» Source records
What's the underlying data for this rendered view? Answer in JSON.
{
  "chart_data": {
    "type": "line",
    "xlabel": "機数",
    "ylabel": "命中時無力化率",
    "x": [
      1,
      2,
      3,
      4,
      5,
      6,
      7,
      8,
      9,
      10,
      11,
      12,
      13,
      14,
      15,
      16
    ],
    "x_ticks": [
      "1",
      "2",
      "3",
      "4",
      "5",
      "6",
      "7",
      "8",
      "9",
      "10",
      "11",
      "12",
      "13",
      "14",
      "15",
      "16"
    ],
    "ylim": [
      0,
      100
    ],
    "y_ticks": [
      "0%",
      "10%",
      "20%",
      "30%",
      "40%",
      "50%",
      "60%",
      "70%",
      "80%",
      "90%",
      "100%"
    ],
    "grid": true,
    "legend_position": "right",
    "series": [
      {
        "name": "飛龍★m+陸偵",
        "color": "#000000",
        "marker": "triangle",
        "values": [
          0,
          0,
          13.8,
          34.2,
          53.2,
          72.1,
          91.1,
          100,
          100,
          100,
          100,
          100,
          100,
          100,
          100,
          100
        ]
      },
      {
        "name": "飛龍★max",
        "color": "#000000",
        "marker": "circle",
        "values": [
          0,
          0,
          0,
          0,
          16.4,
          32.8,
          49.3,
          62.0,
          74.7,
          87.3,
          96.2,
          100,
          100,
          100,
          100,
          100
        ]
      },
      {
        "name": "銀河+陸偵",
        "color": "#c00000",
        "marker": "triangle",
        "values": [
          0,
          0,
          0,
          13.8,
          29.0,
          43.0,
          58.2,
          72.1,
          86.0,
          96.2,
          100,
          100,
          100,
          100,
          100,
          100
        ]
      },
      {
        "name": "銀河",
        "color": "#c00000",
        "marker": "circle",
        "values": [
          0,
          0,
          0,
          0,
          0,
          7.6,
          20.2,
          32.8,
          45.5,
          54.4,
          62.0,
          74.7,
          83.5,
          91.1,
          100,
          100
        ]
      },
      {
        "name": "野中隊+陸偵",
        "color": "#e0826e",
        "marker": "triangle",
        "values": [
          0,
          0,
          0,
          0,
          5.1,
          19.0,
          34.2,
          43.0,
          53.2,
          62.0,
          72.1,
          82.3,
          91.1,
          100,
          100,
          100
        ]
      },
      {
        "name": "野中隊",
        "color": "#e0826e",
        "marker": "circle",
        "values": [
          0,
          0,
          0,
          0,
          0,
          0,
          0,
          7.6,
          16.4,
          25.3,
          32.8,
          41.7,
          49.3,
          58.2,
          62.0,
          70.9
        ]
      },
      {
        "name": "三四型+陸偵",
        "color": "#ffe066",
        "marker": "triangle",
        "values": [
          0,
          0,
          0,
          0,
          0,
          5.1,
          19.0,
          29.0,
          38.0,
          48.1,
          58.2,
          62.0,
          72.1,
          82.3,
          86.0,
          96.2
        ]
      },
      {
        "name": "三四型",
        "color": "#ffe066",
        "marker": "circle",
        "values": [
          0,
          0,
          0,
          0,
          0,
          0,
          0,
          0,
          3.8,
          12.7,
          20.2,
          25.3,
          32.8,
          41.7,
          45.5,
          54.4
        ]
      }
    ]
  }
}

» Work to be completed
Take each line containing the string "name" and copy it out.

» Response
        "name": "飛龍★m+陸偵",
        "name": "飛龍★max",
        "name": "銀河+陸偵",
        "name": "銀河",
        "name": "野中隊+陸偵",
        "name": "野中隊",
        "name": "三四型+陸偵",
        "name": "三四型",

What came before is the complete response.